::: Source extract
In one of the premiere episode's darker moments — for a kids' show at least — we meet Drednok, one of the lead villains, and Gwyn, the daughter of the series' big bad The Diviner. They are meeting with a slave trader and freighter captain revealed to be the man who provides labor to the colony. Unfortunately, the captain has run out of escaped convicts and criminals, and is now selling orphaned children to The Diviner. But it's the captain himself that nets us our first Easter egg, as he's a Kazon, the race of gangster aliens that tormented the crew of the U.S.S. Voyager in the Delta Quadrant for its first three seasons.

Despite their many appearances on "Voyager" — a total of 15 across its first three years, as they acted as the primary antagonists on the series early on — this is also the first time we hear the Kazon language, as the captain speaks in his native tongue, with no universal translator present. It's also worth noting that the little orphaned child the Kazon provides for labor is a member of the species called the Caitian, the same feline race as Doctor T'Ana from "Star Trek: Lower Decks."

Zero's containment box

In the series premiere, "Lost and Found," the mysterious robot known only as "Fugitive Zero" tells her backstory to Rok-Tahk and Dal. In a brief flashback, Zero tells them how she was first brought to the slave world of Tars Lamor, and forced to do "terrible things" — in this case, torture prisoners and malcontents. Zero is a Medusan, a race of beings Trekkies haven't seen since the "Original Series" episode "Is There In Truth No Beauty?" Medusans are non-corporeal and exist as pure energy, with no physical form, and cannot be viewed by humanoid eyes lest the sight drive them mad. In the classic "TOS" episode, the Medusan Ambassador arrives aboard the Enterprise in a unique containment unit in the form of an angled box.

In Zero's flashback, when The Diviner and his Watcher droids use Zero to punish an upstart slave on Tars Lamor, Zero hasn't yet built his more sophisticated robotic body. In a clever callback, he's housed in a containment box that is a near perfect match for the one seen in the original "Star Trek" episode. In a double Easter egg, the alien that Zero is forced to torture is a Lurian, the same race as recurring character Morn on "Deep Space Nine."

The Window of Dreams

After both Gwyn and Dal are captured by the villanous Drednok, Gwyn is throw in detention and Dal is sent back to perform labor in the mines. While lamenting their situation, Gwyn asks Dal to retell her the story of a unique star cluster he'd once seen called The Window Of Dreams. He does so, and describes a site so incredible he failed to find the words for it, asking, "How do you describe the most beautiful thing you've ever seen?" This one is a pretty deep cut, going all the way back to an off-hand remark made by an alien starship captain in the "Star Trek: Voyager" episode "Body And Soul."
::::::
__Tasks to complete__.
1) Name every alien species or race that the article on Star Trek Easter eggs identifies by name.
2) In the listing, output the lines between the one holding "btu-unit: BTU bbox=[327, 513, 421, 537]" and the one holding "control-pill-4 bbox=[798, 644, 822, 654]", inclusive, unchanged.
The article above and the listing below come from unrelated sources.
::: Listing
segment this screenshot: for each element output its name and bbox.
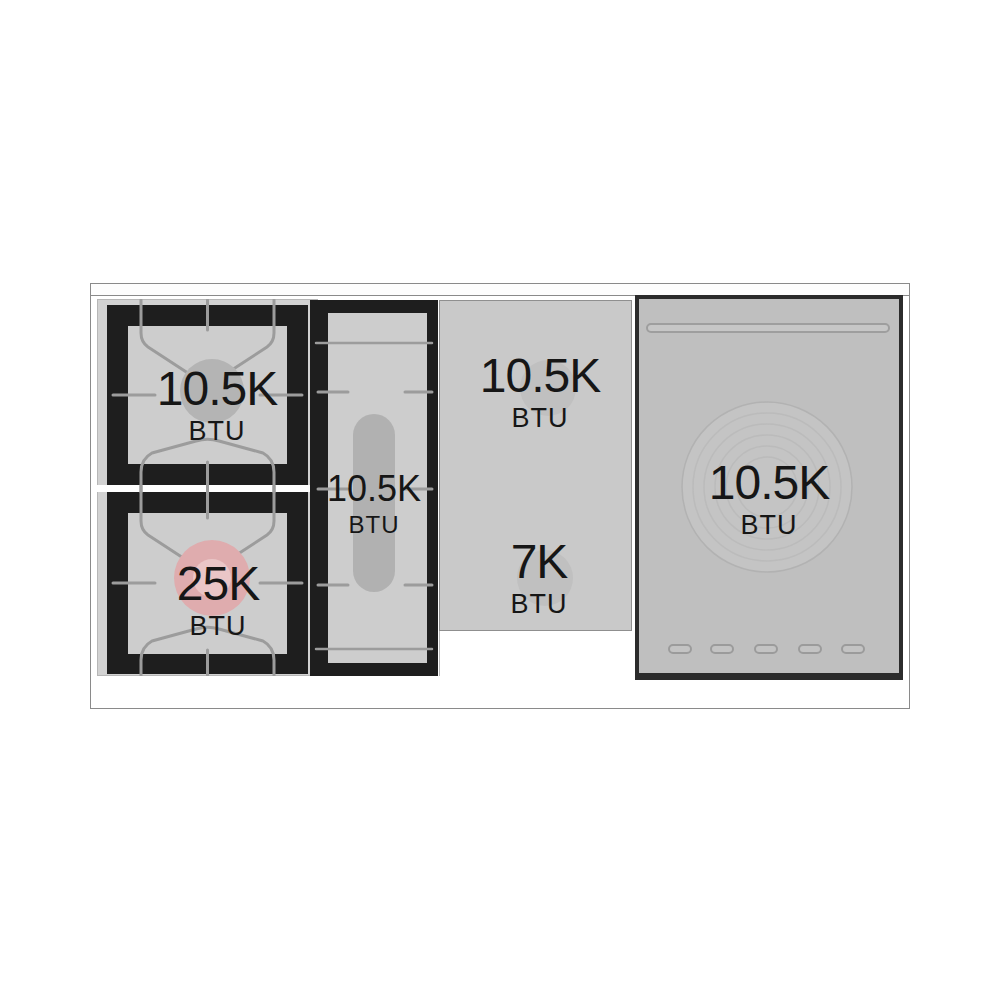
btu-unit: BTU bbox=[327, 513, 421, 537]
btu-value: 7K bbox=[511, 538, 568, 586]
cooktop-diagram: 10.5K BTU 25K BTU 10.5K BTU 10.5K BTU 7K… bbox=[0, 0, 1000, 1000]
btu-label-right-zone: 10.5K BTU bbox=[709, 459, 829, 539]
control-pill-5 bbox=[841, 644, 865, 654]
btu-unit: BTU bbox=[480, 405, 600, 432]
control-pill-4 bbox=[798, 644, 822, 654]
btu-label-french-top-rear: 10.5K BTU bbox=[480, 352, 600, 432]
control-pill-2 bbox=[710, 644, 734, 654]
btu-label-french-top-front: 7K BTU bbox=[511, 538, 568, 618]
grate-divider bbox=[95, 485, 318, 492]
btu-label-left-rear: 10.5K BTU bbox=[157, 365, 277, 445]
btu-label-left-front: 25K BTU bbox=[177, 560, 259, 640]
control-pill-1 bbox=[668, 644, 692, 654]
right-zone-rail bbox=[646, 323, 890, 333]
french-top-front-strip bbox=[439, 631, 632, 676]
btu-unit: BTU bbox=[709, 512, 829, 539]
btu-unit: BTU bbox=[157, 418, 277, 445]
btu-value: 10.5K bbox=[157, 365, 277, 413]
btu-value: 10.5K bbox=[327, 471, 421, 507]
btu-unit: BTU bbox=[177, 613, 259, 640]
control-pill-3 bbox=[754, 644, 778, 654]
btu-unit: BTU bbox=[511, 591, 568, 618]
btu-label-griddle: 10.5K BTU bbox=[327, 471, 421, 537]
btu-value: 10.5K bbox=[480, 352, 600, 400]
btu-value: 10.5K bbox=[709, 459, 829, 507]
btu-value: 25K bbox=[177, 560, 259, 608]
::::::
__Solutions in order__.
1) Kazon, Caitian, Medusan, Lurian

2)
btu-unit: BTU bbox=[327, 513, 421, 537]
btu-value: 7K bbox=[511, 538, 568, 586]
cooktop-diagram: 10.5K BTU 25K BTU 10.5K BTU 10.5K BTU 7K… bbox=[0, 0, 1000, 1000]
btu-label-right-zone: 10.5K BTU bbox=[709, 459, 829, 539]
control-pill-5 bbox=[841, 644, 865, 654]
btu-unit: BTU bbox=[480, 405, 600, 432]
control-pill-4 bbox=[798, 644, 822, 654]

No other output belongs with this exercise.